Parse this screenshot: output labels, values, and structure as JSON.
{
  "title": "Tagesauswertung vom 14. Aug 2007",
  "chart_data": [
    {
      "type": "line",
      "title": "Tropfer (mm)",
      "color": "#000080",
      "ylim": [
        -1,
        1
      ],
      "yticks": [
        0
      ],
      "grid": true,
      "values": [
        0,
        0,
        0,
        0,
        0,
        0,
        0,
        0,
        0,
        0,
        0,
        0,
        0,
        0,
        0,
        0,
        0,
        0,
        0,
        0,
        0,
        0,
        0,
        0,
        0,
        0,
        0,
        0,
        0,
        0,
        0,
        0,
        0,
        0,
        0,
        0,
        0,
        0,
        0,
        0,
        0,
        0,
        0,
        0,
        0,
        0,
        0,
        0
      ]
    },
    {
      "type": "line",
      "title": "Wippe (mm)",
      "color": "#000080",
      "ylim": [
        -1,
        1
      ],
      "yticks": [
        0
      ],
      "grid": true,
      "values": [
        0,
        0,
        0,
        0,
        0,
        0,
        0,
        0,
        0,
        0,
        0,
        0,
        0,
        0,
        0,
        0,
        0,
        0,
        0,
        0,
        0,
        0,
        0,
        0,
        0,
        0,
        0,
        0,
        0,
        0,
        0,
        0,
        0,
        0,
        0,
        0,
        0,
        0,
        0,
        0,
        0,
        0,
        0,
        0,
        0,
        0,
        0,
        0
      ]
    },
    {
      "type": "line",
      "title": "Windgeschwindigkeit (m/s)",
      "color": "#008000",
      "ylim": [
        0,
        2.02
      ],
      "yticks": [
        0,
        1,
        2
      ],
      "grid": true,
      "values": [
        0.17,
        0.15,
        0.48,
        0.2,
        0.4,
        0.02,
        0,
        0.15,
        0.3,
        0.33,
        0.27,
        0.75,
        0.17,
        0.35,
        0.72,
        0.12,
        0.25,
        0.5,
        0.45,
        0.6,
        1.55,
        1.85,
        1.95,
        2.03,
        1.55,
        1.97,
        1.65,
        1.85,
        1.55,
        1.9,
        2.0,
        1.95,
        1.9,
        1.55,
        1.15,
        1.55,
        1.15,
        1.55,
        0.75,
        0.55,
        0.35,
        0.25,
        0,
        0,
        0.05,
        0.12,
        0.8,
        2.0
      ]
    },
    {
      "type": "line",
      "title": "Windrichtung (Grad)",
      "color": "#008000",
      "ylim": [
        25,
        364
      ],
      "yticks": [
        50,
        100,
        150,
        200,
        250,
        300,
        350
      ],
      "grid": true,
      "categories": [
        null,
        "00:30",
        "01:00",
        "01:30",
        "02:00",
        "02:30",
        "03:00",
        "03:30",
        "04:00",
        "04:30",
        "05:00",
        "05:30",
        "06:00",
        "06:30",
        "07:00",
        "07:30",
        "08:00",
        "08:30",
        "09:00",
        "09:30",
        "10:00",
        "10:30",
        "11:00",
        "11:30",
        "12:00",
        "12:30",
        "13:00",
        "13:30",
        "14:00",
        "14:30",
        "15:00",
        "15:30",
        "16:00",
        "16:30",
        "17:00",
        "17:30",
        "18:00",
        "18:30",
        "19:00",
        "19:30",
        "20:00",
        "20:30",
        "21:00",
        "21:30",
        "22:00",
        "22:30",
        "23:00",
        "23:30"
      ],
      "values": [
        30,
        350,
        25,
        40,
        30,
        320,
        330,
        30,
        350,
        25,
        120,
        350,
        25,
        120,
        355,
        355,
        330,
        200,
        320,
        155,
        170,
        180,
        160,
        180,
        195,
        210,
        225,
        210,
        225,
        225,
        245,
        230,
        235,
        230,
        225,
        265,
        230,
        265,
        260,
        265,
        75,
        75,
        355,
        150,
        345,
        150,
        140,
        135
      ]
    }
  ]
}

○ ○ ○

Set all of the records down again, exactly as they stand.

Parse this screenshot: output labels, values, and structure as JSON.
{
  "title": "Tagesauswertung vom 14. Aug 2007",
  "chart_data": [
    {
      "type": "line",
      "title": "Tropfer (mm)",
      "color": "#000080",
      "ylim": [
        -1,
        1
      ],
      "yticks": [
        0
      ],
      "grid": true,
      "values": [
        0,
        0,
        0,
        0,
        0,
        0,
        0,
        0,
        0,
        0,
        0,
        0,
        0,
        0,
        0,
        0,
        0,
        0,
        0,
        0,
        0,
        0,
        0,
        0,
        0,
        0,
        0,
        0,
        0,
        0,
        0,
        0,
        0,
        0,
        0,
        0,
        0,
        0,
        0,
        0,
        0,
        0,
        0,
        0,
        0,
        0,
        0,
        0
      ]
    },
    {
      "type": "line",
      "title": "Wippe (mm)",
      "color": "#000080",
      "ylim": [
        -1,
        1
      ],
      "yticks": [
        0
      ],
      "grid": true,
      "values": [
        0,
        0,
        0,
        0,
        0,
        0,
        0,
        0,
        0,
        0,
        0,
        0,
        0,
        0,
        0,
        0,
        0,
        0,
        0,
        0,
        0,
        0,
        0,
        0,
        0,
        0,
        0,
        0,
        0,
        0,
        0,
        0,
        0,
        0,
        0,
        0,
        0,
        0,
        0,
        0,
        0,
        0,
        0,
        0,
        0,
        0,
        0,
        0
      ]
    },
    {
      "type": "line",
      "title": "Windgeschwindigkeit (m/s)",
      "color": "#008000",
      "ylim": [
        0,
        2.02
      ],
      "yticks": [
        0,
        1,
        2
      ],
      "grid": true,
      "values": [
        0.17,
        0.15,
        0.48,
        0.2,
        0.4,
        0.02,
        0,
        0.15,
        0.3,
        0.33,
        0.27,
        0.75,
        0.17,
        0.35,
        0.72,
        0.12,
        0.25,
        0.5,
        0.45,
        0.6,
        1.55,
        1.85,
        1.95,
        2.03,
        1.55,
        1.97,
        1.65,
        1.85,
        1.55,
        1.9,
        2.0,
        1.95,
        1.9,
        1.55,
        1.15,
        1.55,
        1.15,
        1.55,
        0.75,
        0.55,
        0.35,
        0.25,
        0,
        0,
        0.05,
        0.12,
        0.8,
        2.0
      ]
    },
    {
      "type": "line",
      "title": "Windrichtung (Grad)",
      "color": "#008000",
      "ylim": [
        25,
        364
      ],
      "yticks": [
        50,
        100,
        150,
        200,
        250,
        300,
        350
      ],
      "grid": true,
      "categories": [
        null,
        "00:30",
        "01:00",
        "01:30",
        "02:00",
        "02:30",
        "03:00",
        "03:30",
        "04:00",
        "04:30",
        "05:00",
        "05:30",
        "06:00",
        "06:30",
        "07:00",
        "07:30",
        "08:00",
        "08:30",
        "09:00",
        "09:30",
        "10:00",
        "10:30",
        "11:00",
        "11:30",
        "12:00",
        "12:30",
        "13:00",
        "13:30",
        "14:00",
        "14:30",
        "15:00",
        "15:30",
        "16:00",
        "16:30",
        "17:00",
        "17:30",
        "18:00",
        "18:30",
        "19:00",
        "19:30",
        "20:00",
        "20:30",
        "21:00",
        "21:30",
        "22:00",
        "22:30",
        "23:00",
        "23:30"
      ],
      "values": [
        30,
        350,
        25,
        40,
        30,
        320,
        330,
        30,
        350,
        25,
        120,
        350,
        25,
        120,
        355,
        355,
        330,
        200,
        320,
        155,
        170,
        180,
        160,
        180,
        195,
        210,
        225,
        210,
        225,
        225,
        245,
        230,
        235,
        230,
        225,
        265,
        230,
        265,
        260,
        265,
        75,
        75,
        355,
        150,
        345,
        150,
        140,
        135
      ]
    }
  ]
}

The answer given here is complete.